> _Written task_
Count every line in the entries that follow where the word "konfliktů" appears, then state only the total.

> _Records to process_
* Begin *

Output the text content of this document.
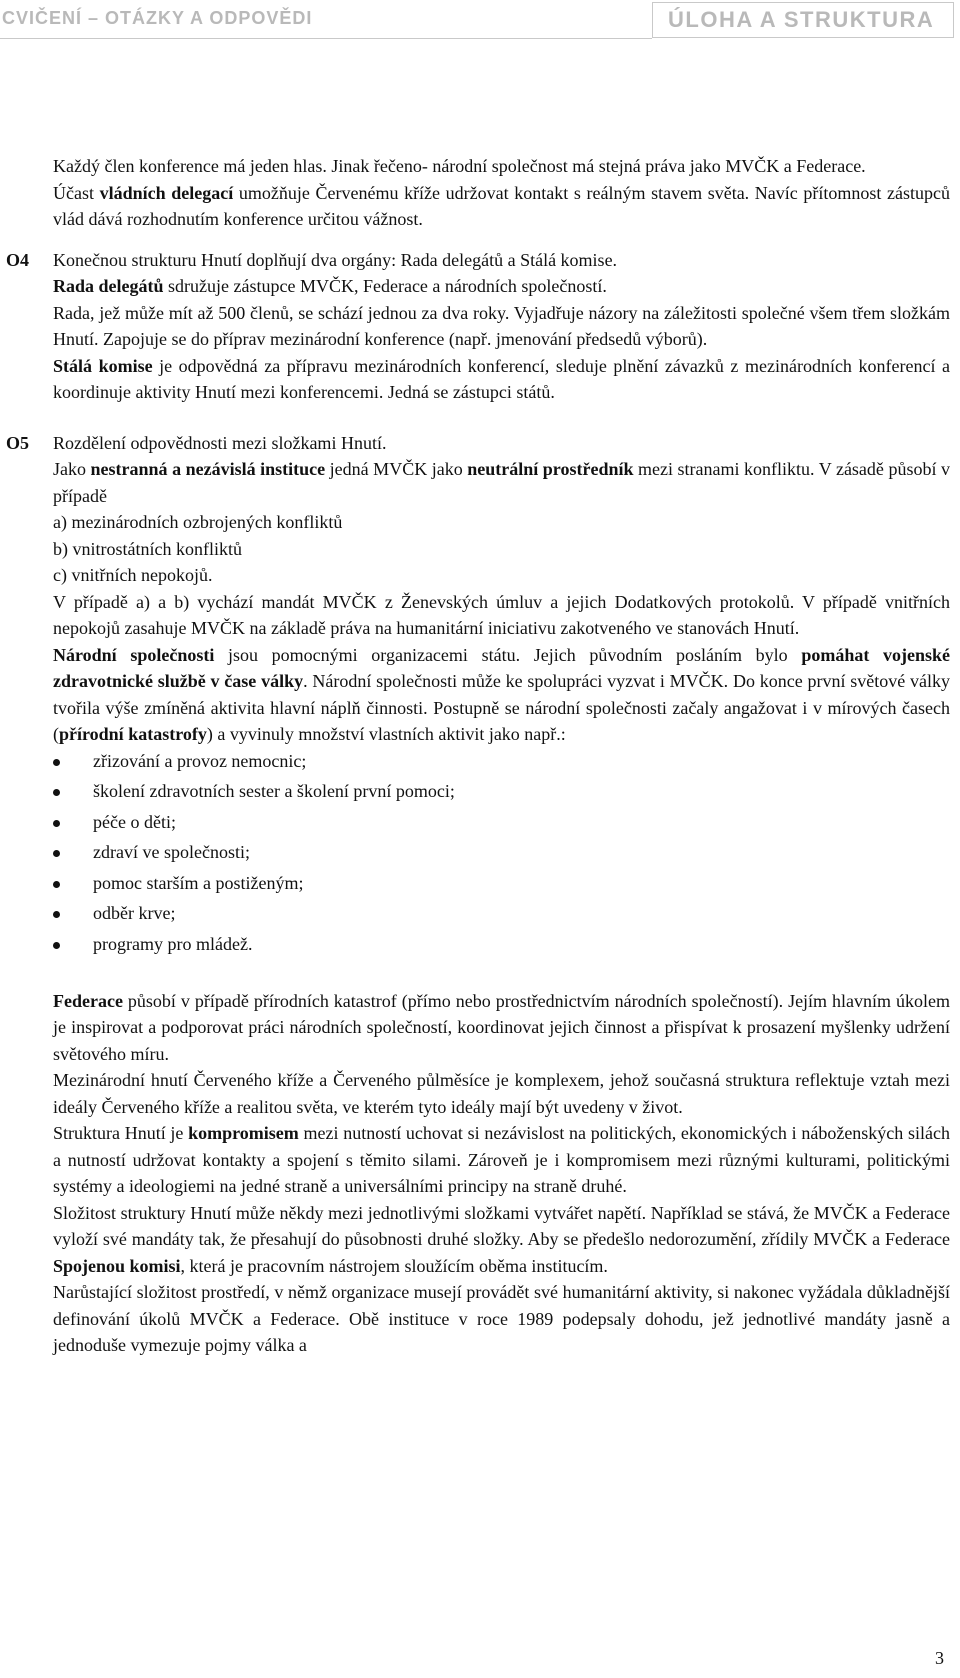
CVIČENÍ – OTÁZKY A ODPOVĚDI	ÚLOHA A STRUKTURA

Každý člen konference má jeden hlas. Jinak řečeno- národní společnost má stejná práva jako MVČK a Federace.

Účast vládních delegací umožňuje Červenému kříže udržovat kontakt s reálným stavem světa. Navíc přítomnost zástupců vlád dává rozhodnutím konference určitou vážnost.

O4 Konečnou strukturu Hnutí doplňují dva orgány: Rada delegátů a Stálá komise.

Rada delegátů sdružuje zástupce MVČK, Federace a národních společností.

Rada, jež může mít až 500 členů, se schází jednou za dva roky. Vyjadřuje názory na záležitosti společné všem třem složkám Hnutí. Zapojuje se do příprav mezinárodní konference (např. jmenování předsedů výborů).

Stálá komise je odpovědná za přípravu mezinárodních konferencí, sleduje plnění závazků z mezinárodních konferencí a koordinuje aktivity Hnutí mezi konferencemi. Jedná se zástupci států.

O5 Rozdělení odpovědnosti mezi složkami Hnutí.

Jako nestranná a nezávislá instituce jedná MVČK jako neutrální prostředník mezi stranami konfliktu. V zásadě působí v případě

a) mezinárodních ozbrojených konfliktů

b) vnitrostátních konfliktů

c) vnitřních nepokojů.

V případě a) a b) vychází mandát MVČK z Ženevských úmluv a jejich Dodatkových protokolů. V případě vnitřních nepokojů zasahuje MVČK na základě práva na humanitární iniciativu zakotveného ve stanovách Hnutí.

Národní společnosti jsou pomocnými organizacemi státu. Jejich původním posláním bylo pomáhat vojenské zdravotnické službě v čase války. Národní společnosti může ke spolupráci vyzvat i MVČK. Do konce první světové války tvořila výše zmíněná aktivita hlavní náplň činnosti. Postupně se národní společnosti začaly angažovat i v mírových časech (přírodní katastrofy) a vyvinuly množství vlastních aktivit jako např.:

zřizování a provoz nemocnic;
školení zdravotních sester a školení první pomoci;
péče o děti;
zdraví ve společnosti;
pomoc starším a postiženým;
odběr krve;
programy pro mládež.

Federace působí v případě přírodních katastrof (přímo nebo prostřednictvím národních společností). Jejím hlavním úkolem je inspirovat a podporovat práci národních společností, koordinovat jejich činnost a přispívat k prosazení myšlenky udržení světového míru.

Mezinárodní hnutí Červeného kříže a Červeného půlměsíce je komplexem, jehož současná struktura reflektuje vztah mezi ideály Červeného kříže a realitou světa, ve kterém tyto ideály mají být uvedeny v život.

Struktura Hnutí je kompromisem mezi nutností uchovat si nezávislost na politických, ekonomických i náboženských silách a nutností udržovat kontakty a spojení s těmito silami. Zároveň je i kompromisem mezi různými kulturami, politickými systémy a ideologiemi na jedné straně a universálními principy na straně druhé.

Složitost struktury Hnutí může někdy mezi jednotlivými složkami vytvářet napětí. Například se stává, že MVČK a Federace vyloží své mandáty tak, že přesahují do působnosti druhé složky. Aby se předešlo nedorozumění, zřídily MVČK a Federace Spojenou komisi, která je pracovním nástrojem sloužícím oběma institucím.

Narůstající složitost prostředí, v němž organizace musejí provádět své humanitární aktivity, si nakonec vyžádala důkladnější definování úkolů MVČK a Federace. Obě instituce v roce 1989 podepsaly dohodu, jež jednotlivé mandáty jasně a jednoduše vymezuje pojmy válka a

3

* End *
* Begin *

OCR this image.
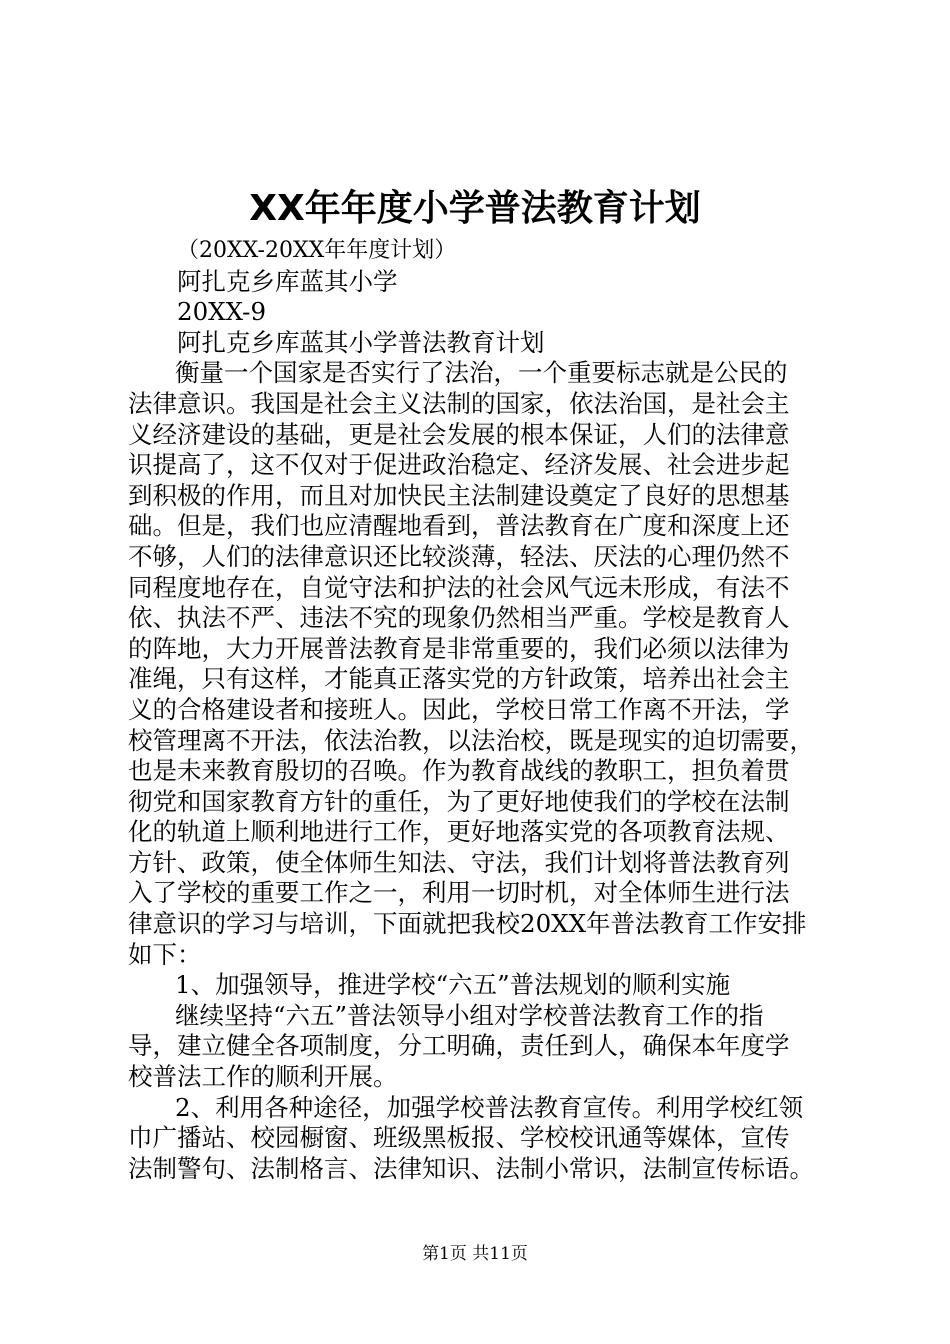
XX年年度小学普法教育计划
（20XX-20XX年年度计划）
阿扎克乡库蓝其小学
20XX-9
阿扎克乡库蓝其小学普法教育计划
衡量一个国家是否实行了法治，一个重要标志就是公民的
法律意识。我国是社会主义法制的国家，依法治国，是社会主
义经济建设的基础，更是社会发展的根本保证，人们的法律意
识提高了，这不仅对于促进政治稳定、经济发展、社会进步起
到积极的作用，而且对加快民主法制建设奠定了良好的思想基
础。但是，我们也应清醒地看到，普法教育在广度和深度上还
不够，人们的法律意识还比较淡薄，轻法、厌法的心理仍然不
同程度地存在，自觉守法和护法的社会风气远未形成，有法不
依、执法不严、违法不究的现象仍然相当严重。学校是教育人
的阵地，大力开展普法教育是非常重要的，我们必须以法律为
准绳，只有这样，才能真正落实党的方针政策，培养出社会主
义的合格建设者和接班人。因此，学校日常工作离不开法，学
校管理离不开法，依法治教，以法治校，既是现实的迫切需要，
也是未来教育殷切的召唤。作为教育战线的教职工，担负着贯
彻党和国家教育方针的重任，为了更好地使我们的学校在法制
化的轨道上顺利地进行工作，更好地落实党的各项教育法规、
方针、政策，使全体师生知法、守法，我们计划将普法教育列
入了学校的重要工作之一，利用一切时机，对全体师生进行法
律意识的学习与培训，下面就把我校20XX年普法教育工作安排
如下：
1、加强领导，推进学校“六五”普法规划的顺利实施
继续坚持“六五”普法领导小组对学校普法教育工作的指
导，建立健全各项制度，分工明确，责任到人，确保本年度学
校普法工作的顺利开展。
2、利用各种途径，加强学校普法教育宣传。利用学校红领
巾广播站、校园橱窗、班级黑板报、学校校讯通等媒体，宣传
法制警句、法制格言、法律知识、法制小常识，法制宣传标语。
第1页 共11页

* End *

> _Written answer_
2